Provided data below:

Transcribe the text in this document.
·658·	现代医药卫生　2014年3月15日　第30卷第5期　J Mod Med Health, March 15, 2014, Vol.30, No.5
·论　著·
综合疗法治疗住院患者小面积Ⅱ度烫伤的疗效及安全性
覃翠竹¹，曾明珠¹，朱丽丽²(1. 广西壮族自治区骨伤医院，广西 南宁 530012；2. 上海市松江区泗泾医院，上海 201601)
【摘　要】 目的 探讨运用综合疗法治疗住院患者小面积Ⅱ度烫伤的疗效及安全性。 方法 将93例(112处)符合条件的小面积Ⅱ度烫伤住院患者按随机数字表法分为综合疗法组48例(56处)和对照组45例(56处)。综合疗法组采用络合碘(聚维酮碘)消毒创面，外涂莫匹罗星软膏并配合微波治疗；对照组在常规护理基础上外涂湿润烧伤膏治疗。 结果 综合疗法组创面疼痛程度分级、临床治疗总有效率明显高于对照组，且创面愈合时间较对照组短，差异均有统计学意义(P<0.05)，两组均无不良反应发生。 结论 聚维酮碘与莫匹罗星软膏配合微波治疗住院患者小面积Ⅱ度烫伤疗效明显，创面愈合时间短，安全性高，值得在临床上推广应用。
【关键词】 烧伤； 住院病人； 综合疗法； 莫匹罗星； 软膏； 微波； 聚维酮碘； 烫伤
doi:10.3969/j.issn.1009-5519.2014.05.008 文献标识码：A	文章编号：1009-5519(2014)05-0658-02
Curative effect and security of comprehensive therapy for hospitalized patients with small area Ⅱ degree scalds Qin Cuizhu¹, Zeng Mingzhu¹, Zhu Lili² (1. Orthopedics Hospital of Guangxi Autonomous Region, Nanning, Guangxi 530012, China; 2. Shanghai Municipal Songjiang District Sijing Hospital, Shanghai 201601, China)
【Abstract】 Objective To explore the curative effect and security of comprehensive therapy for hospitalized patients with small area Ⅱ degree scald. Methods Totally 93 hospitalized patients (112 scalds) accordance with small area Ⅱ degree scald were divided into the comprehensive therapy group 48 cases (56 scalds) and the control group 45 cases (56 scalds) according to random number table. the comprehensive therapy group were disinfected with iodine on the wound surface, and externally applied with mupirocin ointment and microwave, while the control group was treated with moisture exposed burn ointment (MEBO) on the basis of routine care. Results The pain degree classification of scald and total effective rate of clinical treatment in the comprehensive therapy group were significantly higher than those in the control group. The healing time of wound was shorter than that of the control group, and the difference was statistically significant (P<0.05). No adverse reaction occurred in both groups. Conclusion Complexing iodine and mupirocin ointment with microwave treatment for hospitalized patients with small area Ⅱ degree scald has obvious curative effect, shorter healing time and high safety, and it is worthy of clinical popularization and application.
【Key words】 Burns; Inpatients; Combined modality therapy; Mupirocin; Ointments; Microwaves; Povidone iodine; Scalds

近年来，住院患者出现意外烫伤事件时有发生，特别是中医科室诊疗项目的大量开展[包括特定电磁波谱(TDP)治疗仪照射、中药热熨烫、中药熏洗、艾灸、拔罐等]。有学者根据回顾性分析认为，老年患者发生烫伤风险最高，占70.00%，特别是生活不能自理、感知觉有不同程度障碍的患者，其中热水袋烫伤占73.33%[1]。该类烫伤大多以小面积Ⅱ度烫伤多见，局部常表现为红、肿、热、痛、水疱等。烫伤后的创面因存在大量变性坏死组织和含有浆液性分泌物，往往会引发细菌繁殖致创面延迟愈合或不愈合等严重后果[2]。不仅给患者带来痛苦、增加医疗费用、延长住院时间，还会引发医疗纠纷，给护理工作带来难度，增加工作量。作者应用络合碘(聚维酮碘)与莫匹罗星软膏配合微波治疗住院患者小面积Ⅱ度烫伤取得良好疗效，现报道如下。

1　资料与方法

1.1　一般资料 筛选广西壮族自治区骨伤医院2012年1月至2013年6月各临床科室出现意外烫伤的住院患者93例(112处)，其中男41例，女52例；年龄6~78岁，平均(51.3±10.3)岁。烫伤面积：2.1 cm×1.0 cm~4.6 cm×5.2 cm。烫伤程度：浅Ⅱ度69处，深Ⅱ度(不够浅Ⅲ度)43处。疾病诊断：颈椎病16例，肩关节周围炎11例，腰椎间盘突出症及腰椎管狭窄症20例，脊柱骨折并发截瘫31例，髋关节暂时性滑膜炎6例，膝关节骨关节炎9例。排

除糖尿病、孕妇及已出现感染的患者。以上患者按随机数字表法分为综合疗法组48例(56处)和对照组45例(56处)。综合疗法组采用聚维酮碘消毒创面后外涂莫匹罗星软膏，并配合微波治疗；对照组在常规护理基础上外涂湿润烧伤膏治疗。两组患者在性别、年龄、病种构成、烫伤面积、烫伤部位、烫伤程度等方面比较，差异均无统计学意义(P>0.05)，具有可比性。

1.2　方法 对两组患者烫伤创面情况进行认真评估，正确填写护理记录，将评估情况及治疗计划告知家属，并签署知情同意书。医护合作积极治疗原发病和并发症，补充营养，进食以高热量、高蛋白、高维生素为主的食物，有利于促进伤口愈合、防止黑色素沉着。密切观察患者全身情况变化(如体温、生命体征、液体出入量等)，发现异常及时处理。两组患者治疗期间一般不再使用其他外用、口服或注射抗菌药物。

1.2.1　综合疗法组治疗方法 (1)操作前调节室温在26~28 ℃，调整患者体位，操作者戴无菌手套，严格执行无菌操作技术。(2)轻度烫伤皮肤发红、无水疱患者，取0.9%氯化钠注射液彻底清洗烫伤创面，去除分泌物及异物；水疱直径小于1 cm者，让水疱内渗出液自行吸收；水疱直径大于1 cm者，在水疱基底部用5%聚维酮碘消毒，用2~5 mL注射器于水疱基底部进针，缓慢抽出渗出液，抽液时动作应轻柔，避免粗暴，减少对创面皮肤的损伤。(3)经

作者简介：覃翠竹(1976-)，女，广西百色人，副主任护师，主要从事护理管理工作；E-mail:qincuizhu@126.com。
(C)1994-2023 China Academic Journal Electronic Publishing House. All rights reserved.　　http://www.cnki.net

End of Provided data.

Your instructions - Among the lines of the records, copy out each one that contains the word "烫伤面积".

Answer to this task -
1.1　一般资料 筛选广西壮族自治区骨伤医院2012年1月至2013年6月各临床科室出现意外烫伤的住院患者93例(112处)，其中男41例，女52例；年龄6~78岁，平均(51.3±10.3)岁。烫伤面积：2.1 cm×1.0 cm~4.6 cm×5.2 cm。烫伤程度：浅Ⅱ度69处，深Ⅱ度(不够浅Ⅲ度)43处。疾病诊断：颈椎病16例，肩关节周围炎11例，腰椎间盘突出症及腰椎管狭窄症20例，脊柱骨折并发截瘫31例，髋关节暂时性滑膜炎6例，膝关节骨关节炎9例。排
除糖尿病、孕妇及已出现感染的患者。以上患者按随机数字表法分为综合疗法组48例(56处)和对照组45例(56处)。综合疗法组采用聚维酮碘消毒创面后外涂莫匹罗星软膏，并配合微波治疗；对照组在常规护理基础上外涂湿润烧伤膏治疗。两组患者在性别、年龄、病种构成、烫伤面积、烫伤部位、烫伤程度等方面比较，差异均无统计学意义(P>0.05)，具有可比性。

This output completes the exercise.